- Task description -
All of the material below is to be returned exactly.

- Data extract -
━━━

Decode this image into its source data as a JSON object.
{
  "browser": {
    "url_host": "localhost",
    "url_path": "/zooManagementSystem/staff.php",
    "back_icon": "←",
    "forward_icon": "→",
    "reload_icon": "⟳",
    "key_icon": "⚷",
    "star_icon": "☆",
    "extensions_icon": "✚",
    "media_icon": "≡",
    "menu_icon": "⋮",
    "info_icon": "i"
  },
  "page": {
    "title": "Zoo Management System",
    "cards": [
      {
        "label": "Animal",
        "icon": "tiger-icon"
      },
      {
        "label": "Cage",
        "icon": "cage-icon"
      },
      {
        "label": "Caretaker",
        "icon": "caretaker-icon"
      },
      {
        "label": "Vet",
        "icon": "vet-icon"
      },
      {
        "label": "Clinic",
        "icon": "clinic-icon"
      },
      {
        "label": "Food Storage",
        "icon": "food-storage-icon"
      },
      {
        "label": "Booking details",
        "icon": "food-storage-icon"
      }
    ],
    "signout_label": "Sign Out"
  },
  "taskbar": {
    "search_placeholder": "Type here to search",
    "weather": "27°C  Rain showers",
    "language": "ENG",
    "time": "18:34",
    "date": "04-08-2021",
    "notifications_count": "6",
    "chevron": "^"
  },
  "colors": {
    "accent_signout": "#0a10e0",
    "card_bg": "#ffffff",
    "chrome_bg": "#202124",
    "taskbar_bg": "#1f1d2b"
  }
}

━━━

- Completed exercise -
Decode this image into its source data as a JSON object.
{
  "browser": {
    "url_host": "localhost",
    "url_path": "/zooManagementSystem/staff.php",
    "back_icon": "←",
    "forward_icon": "→",
    "reload_icon": "⟳",
    "key_icon": "⚷",
    "star_icon": "☆",
    "extensions_icon": "✚",
    "media_icon": "≡",
    "menu_icon": "⋮",
    "info_icon": "i"
  },
  "page": {
    "title": "Zoo Management System",
    "cards": [
      {
        "label": "Animal",
        "icon": "tiger-icon"
      },
      {
        "label": "Cage",
        "icon": "cage-icon"
      },
      {
        "label": "Caretaker",
        "icon": "caretaker-icon"
      },
      {
        "label": "Vet",
        "icon": "vet-icon"
      },
      {
        "label": "Clinic",
        "icon": "clinic-icon"
      },
      {
        "label": "Food Storage",
        "icon": "food-storage-icon"
      },
      {
        "label": "Booking details",
        "icon": "food-storage-icon"
      }
    ],
    "signout_label": "Sign Out"
  },
  "taskbar": {
    "search_placeholder": "Type here to search",
    "weather": "27°C  Rain showers",
    "language": "ENG",
    "time": "18:34",
    "date": "04-08-2021",
    "notifications_count": "6",
    "chevron": "^"
  },
  "colors": {
    "accent_signout": "#0a10e0",
    "card_bg": "#ffffff",
    "chrome_bg": "#202124",
    "taskbar_bg": "#1f1d2b"
  }
}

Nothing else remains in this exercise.